(A run of records)

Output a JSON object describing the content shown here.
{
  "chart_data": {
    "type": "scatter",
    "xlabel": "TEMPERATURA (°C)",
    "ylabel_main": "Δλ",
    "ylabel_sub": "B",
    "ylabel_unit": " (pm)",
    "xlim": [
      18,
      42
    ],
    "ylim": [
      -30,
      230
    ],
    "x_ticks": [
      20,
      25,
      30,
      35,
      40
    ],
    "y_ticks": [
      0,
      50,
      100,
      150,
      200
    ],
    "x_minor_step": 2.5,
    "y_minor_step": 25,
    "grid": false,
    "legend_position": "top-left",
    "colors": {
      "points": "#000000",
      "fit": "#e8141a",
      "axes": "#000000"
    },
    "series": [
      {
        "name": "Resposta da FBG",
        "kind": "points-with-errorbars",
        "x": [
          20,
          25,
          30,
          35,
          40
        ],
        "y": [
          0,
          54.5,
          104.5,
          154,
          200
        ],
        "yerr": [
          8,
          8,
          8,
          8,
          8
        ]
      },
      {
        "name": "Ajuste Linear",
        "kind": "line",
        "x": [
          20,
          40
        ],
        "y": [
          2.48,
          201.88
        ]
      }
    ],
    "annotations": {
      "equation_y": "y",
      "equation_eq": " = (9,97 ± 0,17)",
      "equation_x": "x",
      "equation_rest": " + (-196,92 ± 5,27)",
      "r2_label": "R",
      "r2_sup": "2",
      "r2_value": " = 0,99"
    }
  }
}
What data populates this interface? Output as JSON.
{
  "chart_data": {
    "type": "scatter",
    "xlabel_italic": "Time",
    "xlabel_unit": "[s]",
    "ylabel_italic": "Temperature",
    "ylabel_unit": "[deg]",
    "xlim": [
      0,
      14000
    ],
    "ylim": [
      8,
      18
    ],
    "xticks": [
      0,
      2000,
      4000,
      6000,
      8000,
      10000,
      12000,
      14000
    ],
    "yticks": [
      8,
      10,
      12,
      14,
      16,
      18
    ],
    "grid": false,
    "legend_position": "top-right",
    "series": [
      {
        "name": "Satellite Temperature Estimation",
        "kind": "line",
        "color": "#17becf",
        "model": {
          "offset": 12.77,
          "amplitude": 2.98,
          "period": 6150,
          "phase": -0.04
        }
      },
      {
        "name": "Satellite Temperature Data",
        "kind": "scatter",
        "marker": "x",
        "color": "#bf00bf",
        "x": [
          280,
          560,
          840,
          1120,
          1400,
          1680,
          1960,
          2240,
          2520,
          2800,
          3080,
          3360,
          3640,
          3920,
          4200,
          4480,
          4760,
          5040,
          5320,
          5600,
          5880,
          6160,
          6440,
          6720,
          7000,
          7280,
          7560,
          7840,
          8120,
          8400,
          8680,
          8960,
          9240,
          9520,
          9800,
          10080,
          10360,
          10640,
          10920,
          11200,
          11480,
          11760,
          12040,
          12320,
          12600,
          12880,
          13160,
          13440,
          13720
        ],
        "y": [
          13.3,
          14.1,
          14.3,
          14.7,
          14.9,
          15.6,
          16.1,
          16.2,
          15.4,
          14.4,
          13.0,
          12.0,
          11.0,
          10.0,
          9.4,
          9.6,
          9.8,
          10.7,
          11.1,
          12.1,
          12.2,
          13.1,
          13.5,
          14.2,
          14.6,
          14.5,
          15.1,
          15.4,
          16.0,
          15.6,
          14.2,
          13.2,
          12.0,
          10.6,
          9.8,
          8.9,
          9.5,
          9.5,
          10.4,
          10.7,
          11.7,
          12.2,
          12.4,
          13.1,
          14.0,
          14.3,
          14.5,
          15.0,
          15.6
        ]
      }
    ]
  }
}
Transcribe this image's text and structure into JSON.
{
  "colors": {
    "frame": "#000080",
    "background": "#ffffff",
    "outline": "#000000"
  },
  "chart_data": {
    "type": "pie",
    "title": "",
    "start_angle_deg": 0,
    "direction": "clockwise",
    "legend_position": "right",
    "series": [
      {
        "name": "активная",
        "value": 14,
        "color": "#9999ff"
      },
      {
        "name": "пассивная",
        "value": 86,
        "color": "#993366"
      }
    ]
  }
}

## EXERCISE PROMPT
Repeat the material above in full, quoting it exactly.

## COMPLETE ANSWER
Output a JSON object describing the content shown here.
{
  "chart_data": {
    "type": "scatter",
    "xlabel": "TEMPERATURA (°C)",
    "ylabel_main": "Δλ",
    "ylabel_sub": "B",
    "ylabel_unit": " (pm)",
    "xlim": [
      18,
      42
    ],
    "ylim": [
      -30,
      230
    ],
    "x_ticks": [
      20,
      25,
      30,
      35,
      40
    ],
    "y_ticks": [
      0,
      50,
      100,
      150,
      200
    ],
    "x_minor_step": 2.5,
    "y_minor_step": 25,
    "grid": false,
    "legend_position": "top-left",
    "colors": {
      "points": "#000000",
      "fit": "#e8141a",
      "axes": "#000000"
    },
    "series": [
      {
        "name": "Resposta da FBG",
        "kind": "points-with-errorbars",
        "x": [
          20,
          25,
          30,
          35,
          40
        ],
        "y": [
          0,
          54.5,
          104.5,
          154,
          200
        ],
        "yerr": [
          8,
          8,
          8,
          8,
          8
        ]
      },
      {
        "name": "Ajuste Linear",
        "kind": "line",
        "x": [
          20,
          40
        ],
        "y": [
          2.48,
          201.88
        ]
      }
    ],
    "annotations": {
      "equation_y": "y",
      "equation_eq": " = (9,97 ± 0,17)",
      "equation_x": "x",
      "equation_rest": " + (-196,92 ± 5,27)",
      "r2_label": "R",
      "r2_sup": "2",
      "r2_value": " = 0,99"
    }
  }
}
What data populates this interface? Output as JSON.
{
  "chart_data": {
    "type": "scatter",
    "xlabel_italic": "Time",
    "xlabel_unit": "[s]",
    "ylabel_italic": "Temperature",
    "ylabel_unit": "[deg]",
    "xlim": [
      0,
      14000
    ],
    "ylim": [
      8,
      18
    ],
    "xticks": [
      0,
      2000,
      4000,
      6000,
      8000,
      10000,
      12000,
      14000
    ],
    "yticks": [
      8,
      10,
      12,
      14,
      16,
      18
    ],
    "grid": false,
    "legend_position": "top-right",
    "series": [
      {
        "name": "Satellite Temperature Estimation",
        "kind": "line",
        "color": "#17becf",
        "model": {
          "offset": 12.77,
          "amplitude": 2.98,
          "period": 6150,
          "phase": -0.04
        }
      },
      {
        "name": "Satellite Temperature Data",
        "kind": "scatter",
        "marker": "x",
        "color": "#bf00bf",
        "x": [
          280,
          560,
          840,
          1120,
          1400,
          1680,
          1960,
          2240,
          2520,
          2800,
          3080,
          3360,
          3640,
          3920,
          4200,
          4480,
          4760,
          5040,
          5320,
          5600,
          5880,
          6160,
          6440,
          6720,
          7000,
          7280,
          7560,
          7840,
          8120,
          8400,
          8680,
          8960,
          9240,
          9520,
          9800,
          10080,
          10360,
          10640,
          10920,
          11200,
          11480,
          11760,
          12040,
          12320,
          12600,
          12880,
          13160,
          13440,
          13720
        ],
        "y": [
          13.3,
          14.1,
          14.3,
          14.7,
          14.9,
          15.6,
          16.1,
          16.2,
          15.4,
          14.4,
          13.0,
          12.0,
          11.0,
          10.0,
          9.4,
          9.6,
          9.8,
          10.7,
          11.1,
          12.1,
          12.2,
          13.1,
          13.5,
          14.2,
          14.6,
          14.5,
          15.1,
          15.4,
          16.0,
          15.6,
          14.2,
          13.2,
          12.0,
          10.6,
          9.8,
          8.9,
          9.5,
          9.5,
          10.4,
          10.7,
          11.7,
          12.2,
          12.4,
          13.1,
          14.0,
          14.3,
          14.5,
          15.0,
          15.6
        ]
      }
    ]
  }
}
Transcribe this image's text and structure into JSON.
{
  "colors": {
    "frame": "#000080",
    "background": "#ffffff",
    "outline": "#000000"
  },
  "chart_data": {
    "type": "pie",
    "title": "",
    "start_angle_deg": 0,
    "direction": "clockwise",
    "legend_position": "right",
    "series": [
      {
        "name": "активная",
        "value": 14,
        "color": "#9999ff"
      },
      {
        "name": "пассивная",
        "value": 86,
        "color": "#993366"
      }
    ]
  }
}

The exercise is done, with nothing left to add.